**Exercise task**
Reproduce every record below exactly as it appears.

(Dataset records)
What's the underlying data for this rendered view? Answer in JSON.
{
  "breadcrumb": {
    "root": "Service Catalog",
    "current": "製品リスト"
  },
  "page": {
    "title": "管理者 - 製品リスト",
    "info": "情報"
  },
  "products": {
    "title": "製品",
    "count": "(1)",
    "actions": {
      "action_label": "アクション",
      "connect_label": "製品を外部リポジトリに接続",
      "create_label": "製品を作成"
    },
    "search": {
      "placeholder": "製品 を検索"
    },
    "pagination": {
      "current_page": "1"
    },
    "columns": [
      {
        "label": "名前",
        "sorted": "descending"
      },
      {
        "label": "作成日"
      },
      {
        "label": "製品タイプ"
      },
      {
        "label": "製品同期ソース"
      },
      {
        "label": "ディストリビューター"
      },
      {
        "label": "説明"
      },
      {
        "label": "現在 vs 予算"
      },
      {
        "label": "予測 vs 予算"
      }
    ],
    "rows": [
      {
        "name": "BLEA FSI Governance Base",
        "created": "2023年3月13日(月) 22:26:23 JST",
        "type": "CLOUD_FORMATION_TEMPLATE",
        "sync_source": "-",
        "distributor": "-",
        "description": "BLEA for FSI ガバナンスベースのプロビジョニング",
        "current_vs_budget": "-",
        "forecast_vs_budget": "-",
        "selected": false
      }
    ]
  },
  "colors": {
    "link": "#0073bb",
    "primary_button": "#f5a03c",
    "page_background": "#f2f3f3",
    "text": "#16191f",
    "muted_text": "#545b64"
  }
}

**Written reply**
What's the underlying data for this rendered view? Answer in JSON.
{
  "breadcrumb": {
    "root": "Service Catalog",
    "current": "製品リスト"
  },
  "page": {
    "title": "管理者 - 製品リスト",
    "info": "情報"
  },
  "products": {
    "title": "製品",
    "count": "(1)",
    "actions": {
      "action_label": "アクション",
      "connect_label": "製品を外部リポジトリに接続",
      "create_label": "製品を作成"
    },
    "search": {
      "placeholder": "製品 を検索"
    },
    "pagination": {
      "current_page": "1"
    },
    "columns": [
      {
        "label": "名前",
        "sorted": "descending"
      },
      {
        "label": "作成日"
      },
      {
        "label": "製品タイプ"
      },
      {
        "label": "製品同期ソース"
      },
      {
        "label": "ディストリビューター"
      },
      {
        "label": "説明"
      },
      {
        "label": "現在 vs 予算"
      },
      {
        "label": "予測 vs 予算"
      }
    ],
    "rows": [
      {
        "name": "BLEA FSI Governance Base",
        "created": "2023年3月13日(月) 22:26:23 JST",
        "type": "CLOUD_FORMATION_TEMPLATE",
        "sync_source": "-",
        "distributor": "-",
        "description": "BLEA for FSI ガバナンスベースのプロビジョニング",
        "current_vs_budget": "-",
        "forecast_vs_budget": "-",
        "selected": false
      }
    ]
  },
  "colors": {
    "link": "#0073bb",
    "primary_button": "#f5a03c",
    "page_background": "#f2f3f3",
    "text": "#16191f",
    "muted_text": "#545b64"
  }
}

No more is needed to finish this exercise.